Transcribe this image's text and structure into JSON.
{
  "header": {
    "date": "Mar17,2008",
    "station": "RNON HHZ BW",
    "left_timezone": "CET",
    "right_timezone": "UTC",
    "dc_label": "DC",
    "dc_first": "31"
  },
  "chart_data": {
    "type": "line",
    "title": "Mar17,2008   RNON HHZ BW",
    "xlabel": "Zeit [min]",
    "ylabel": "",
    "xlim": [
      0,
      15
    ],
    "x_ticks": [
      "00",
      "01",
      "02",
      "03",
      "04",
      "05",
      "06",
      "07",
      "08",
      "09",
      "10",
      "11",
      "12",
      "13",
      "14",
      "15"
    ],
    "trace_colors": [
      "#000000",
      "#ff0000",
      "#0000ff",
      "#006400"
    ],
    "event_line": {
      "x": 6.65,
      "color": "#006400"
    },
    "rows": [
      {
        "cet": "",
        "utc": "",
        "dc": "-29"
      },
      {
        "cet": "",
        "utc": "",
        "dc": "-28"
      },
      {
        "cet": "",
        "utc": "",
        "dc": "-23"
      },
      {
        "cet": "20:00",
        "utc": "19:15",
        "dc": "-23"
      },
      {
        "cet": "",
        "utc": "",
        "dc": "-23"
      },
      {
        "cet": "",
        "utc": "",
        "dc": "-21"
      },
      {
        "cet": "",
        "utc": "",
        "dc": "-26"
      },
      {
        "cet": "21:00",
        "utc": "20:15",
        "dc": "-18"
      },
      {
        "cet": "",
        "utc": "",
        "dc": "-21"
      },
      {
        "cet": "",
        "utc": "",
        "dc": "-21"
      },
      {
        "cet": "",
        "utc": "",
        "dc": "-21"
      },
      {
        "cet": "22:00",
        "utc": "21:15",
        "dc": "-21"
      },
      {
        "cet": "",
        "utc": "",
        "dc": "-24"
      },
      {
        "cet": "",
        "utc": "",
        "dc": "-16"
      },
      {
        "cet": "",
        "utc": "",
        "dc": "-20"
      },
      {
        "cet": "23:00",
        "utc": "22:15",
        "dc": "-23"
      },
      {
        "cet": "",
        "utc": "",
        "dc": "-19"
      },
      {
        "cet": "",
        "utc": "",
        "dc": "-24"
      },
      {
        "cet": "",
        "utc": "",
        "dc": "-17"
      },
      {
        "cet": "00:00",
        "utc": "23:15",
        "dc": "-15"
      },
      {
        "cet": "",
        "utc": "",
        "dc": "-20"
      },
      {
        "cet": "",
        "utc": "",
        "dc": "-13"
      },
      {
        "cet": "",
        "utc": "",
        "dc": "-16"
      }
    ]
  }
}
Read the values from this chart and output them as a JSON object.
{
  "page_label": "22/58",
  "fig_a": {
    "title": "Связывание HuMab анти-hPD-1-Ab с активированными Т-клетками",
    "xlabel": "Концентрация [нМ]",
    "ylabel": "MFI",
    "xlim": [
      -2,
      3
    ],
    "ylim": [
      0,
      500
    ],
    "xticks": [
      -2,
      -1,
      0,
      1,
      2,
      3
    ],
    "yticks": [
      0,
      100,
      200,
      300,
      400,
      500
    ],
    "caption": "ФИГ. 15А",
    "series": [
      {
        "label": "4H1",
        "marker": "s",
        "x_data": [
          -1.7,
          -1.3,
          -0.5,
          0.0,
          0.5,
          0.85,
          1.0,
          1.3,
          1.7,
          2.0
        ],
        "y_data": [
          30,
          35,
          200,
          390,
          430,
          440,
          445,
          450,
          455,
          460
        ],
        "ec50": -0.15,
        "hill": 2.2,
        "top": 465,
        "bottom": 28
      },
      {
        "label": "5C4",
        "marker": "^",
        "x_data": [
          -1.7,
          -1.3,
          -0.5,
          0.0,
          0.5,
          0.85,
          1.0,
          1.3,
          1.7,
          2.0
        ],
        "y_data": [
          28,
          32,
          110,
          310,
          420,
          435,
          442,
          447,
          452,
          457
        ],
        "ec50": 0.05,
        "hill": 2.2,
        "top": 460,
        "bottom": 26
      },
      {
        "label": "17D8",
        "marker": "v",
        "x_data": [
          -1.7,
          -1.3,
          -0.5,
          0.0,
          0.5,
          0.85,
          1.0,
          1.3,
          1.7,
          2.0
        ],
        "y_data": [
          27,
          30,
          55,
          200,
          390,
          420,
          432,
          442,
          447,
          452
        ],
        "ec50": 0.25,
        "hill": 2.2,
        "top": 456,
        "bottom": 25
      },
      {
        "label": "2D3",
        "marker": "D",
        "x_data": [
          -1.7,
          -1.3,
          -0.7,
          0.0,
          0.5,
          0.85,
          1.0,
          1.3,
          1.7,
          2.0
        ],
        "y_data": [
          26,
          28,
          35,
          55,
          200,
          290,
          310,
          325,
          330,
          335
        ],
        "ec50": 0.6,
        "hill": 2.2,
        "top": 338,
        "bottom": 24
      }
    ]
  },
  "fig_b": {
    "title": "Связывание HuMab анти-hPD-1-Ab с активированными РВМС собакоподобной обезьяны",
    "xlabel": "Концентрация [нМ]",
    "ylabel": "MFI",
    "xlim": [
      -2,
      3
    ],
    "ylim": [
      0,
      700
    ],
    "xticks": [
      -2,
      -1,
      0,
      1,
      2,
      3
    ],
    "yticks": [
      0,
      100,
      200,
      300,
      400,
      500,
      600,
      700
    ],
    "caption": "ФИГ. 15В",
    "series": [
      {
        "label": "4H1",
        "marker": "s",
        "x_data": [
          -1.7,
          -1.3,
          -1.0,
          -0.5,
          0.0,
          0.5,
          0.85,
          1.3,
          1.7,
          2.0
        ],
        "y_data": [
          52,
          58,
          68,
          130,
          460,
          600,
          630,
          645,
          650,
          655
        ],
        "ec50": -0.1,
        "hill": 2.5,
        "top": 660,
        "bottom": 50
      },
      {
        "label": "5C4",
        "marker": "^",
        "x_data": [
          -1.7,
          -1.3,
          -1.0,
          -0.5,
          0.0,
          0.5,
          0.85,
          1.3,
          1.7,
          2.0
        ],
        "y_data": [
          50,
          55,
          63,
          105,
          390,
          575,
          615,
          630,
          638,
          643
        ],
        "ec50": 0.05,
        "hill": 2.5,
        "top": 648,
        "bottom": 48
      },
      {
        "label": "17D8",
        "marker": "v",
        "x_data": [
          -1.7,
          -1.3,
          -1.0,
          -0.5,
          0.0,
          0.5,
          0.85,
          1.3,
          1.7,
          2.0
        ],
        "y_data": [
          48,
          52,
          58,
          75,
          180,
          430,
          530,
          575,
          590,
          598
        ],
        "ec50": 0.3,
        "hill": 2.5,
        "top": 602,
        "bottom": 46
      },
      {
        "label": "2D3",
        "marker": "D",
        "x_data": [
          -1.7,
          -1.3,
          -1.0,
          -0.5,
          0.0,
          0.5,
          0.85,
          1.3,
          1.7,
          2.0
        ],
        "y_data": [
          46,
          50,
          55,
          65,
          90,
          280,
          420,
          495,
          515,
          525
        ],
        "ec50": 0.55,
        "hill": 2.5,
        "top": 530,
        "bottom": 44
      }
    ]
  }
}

▸ **Your objective**
Write the material out again in its entirety, exactly as shown.

▸ **Response**
Transcribe this image's text and structure into JSON.
{
  "header": {
    "date": "Mar17,2008",
    "station": "RNON HHZ BW",
    "left_timezone": "CET",
    "right_timezone": "UTC",
    "dc_label": "DC",
    "dc_first": "31"
  },
  "chart_data": {
    "type": "line",
    "title": "Mar17,2008   RNON HHZ BW",
    "xlabel": "Zeit [min]",
    "ylabel": "",
    "xlim": [
      0,
      15
    ],
    "x_ticks": [
      "00",
      "01",
      "02",
      "03",
      "04",
      "05",
      "06",
      "07",
      "08",
      "09",
      "10",
      "11",
      "12",
      "13",
      "14",
      "15"
    ],
    "trace_colors": [
      "#000000",
      "#ff0000",
      "#0000ff",
      "#006400"
    ],
    "event_line": {
      "x": 6.65,
      "color": "#006400"
    },
    "rows": [
      {
        "cet": "",
        "utc": "",
        "dc": "-29"
      },
      {
        "cet": "",
        "utc": "",
        "dc": "-28"
      },
      {
        "cet": "",
        "utc": "",
        "dc": "-23"
      },
      {
        "cet": "20:00",
        "utc": "19:15",
        "dc": "-23"
      },
      {
        "cet": "",
        "utc": "",
        "dc": "-23"
      },
      {
        "cet": "",
        "utc": "",
        "dc": "-21"
      },
      {
        "cet": "",
        "utc": "",
        "dc": "-26"
      },
      {
        "cet": "21:00",
        "utc": "20:15",
        "dc": "-18"
      },
      {
        "cet": "",
        "utc": "",
        "dc": "-21"
      },
      {
        "cet": "",
        "utc": "",
        "dc": "-21"
      },
      {
        "cet": "",
        "utc": "",
        "dc": "-21"
      },
      {
        "cet": "22:00",
        "utc": "21:15",
        "dc": "-21"
      },
      {
        "cet": "",
        "utc": "",
        "dc": "-24"
      },
      {
        "cet": "",
        "utc": "",
        "dc": "-16"
      },
      {
        "cet": "",
        "utc": "",
        "dc": "-20"
      },
      {
        "cet": "23:00",
        "utc": "22:15",
        "dc": "-23"
      },
      {
        "cet": "",
        "utc": "",
        "dc": "-19"
      },
      {
        "cet": "",
        "utc": "",
        "dc": "-24"
      },
      {
        "cet": "",
        "utc": "",
        "dc": "-17"
      },
      {
        "cet": "00:00",
        "utc": "23:15",
        "dc": "-15"
      },
      {
        "cet": "",
        "utc": "",
        "dc": "-20"
      },
      {
        "cet": "",
        "utc": "",
        "dc": "-13"
      },
      {
        "cet": "",
        "utc": "",
        "dc": "-16"
      }
    ]
  }
}
Read the values from this chart and output them as a JSON object.
{
  "page_label": "22/58",
  "fig_a": {
    "title": "Связывание HuMab анти-hPD-1-Ab с активированными Т-клетками",
    "xlabel": "Концентрация [нМ]",
    "ylabel": "MFI",
    "xlim": [
      -2,
      3
    ],
    "ylim": [
      0,
      500
    ],
    "xticks": [
      -2,
      -1,
      0,
      1,
      2,
      3
    ],
    "yticks": [
      0,
      100,
      200,
      300,
      400,
      500
    ],
    "caption": "ФИГ. 15А",
    "series": [
      {
        "label": "4H1",
        "marker": "s",
        "x_data": [
          -1.7,
          -1.3,
          -0.5,
          0.0,
          0.5,
          0.85,
          1.0,
          1.3,
          1.7,
          2.0
        ],
        "y_data": [
          30,
          35,
          200,
          390,
          430,
          440,
          445,
          450,
          455,
          460
        ],
        "ec50": -0.15,
        "hill": 2.2,
        "top": 465,
        "bottom": 28
      },
      {
        "label": "5C4",
        "marker": "^",
        "x_data": [
          -1.7,
          -1.3,
          -0.5,
          0.0,
          0.5,
          0.85,
          1.0,
          1.3,
          1.7,
          2.0
        ],
        "y_data": [
          28,
          32,
          110,
          310,
          420,
          435,
          442,
          447,
          452,
          457
        ],
        "ec50": 0.05,
        "hill": 2.2,
        "top": 460,
        "bottom": 26
      },
      {
        "label": "17D8",
        "marker": "v",
        "x_data": [
          -1.7,
          -1.3,
          -0.5,
          0.0,
          0.5,
          0.85,
          1.0,
          1.3,
          1.7,
          2.0
        ],
        "y_data": [
          27,
          30,
          55,
          200,
          390,
          420,
          432,
          442,
          447,
          452
        ],
        "ec50": 0.25,
        "hill": 2.2,
        "top": 456,
        "bottom": 25
      },
      {
        "label": "2D3",
        "marker": "D",
        "x_data": [
          -1.7,
          -1.3,
          -0.7,
          0.0,
          0.5,
          0.85,
          1.0,
          1.3,
          1.7,
          2.0
        ],
        "y_data": [
          26,
          28,
          35,
          55,
          200,
          290,
          310,
          325,
          330,
          335
        ],
        "ec50": 0.6,
        "hill": 2.2,
        "top": 338,
        "bottom": 24
      }
    ]
  },
  "fig_b": {
    "title": "Связывание HuMab анти-hPD-1-Ab с активированными РВМС собакоподобной обезьяны",
    "xlabel": "Концентрация [нМ]",
    "ylabel": "MFI",
    "xlim": [
      -2,
      3
    ],
    "ylim": [
      0,
      700
    ],
    "xticks": [
      -2,
      -1,
      0,
      1,
      2,
      3
    ],
    "yticks": [
      0,
      100,
      200,
      300,
      400,
      500,
      600,
      700
    ],
    "caption": "ФИГ. 15В",
    "series": [
      {
        "label": "4H1",
        "marker": "s",
        "x_data": [
          -1.7,
          -1.3,
          -1.0,
          -0.5,
          0.0,
          0.5,
          0.85,
          1.3,
          1.7,
          2.0
        ],
        "y_data": [
          52,
          58,
          68,
          130,
          460,
          600,
          630,
          645,
          650,
          655
        ],
        "ec50": -0.1,
        "hill": 2.5,
        "top": 660,
        "bottom": 50
      },
      {
        "label": "5C4",
        "marker": "^",
        "x_data": [
          -1.7,
          -1.3,
          -1.0,
          -0.5,
          0.0,
          0.5,
          0.85,
          1.3,
          1.7,
          2.0
        ],
        "y_data": [
          50,
          55,
          63,
          105,
          390,
          575,
          615,
          630,
          638,
          643
        ],
        "ec50": 0.05,
        "hill": 2.5,
        "top": 648,
        "bottom": 48
      },
      {
        "label": "17D8",
        "marker": "v",
        "x_data": [
          -1.7,
          -1.3,
          -1.0,
          -0.5,
          0.0,
          0.5,
          0.85,
          1.3,
          1.7,
          2.0
        ],
        "y_data": [
          48,
          52,
          58,
          75,
          180,
          430,
          530,
          575,
          590,
          598
        ],
        "ec50": 0.3,
        "hill": 2.5,
        "top": 602,
        "bottom": 46
      },
      {
        "label": "2D3",
        "marker": "D",
        "x_data": [
          -1.7,
          -1.3,
          -1.0,
          -0.5,
          0.0,
          0.5,
          0.85,
          1.3,
          1.7,
          2.0
        ],
        "y_data": [
          46,
          50,
          55,
          65,
          90,
          280,
          420,
          495,
          515,
          525
        ],
        "ec50": 0.55,
        "hill": 2.5,
        "top": 530,
        "bottom": 44
      }
    ]
  }
}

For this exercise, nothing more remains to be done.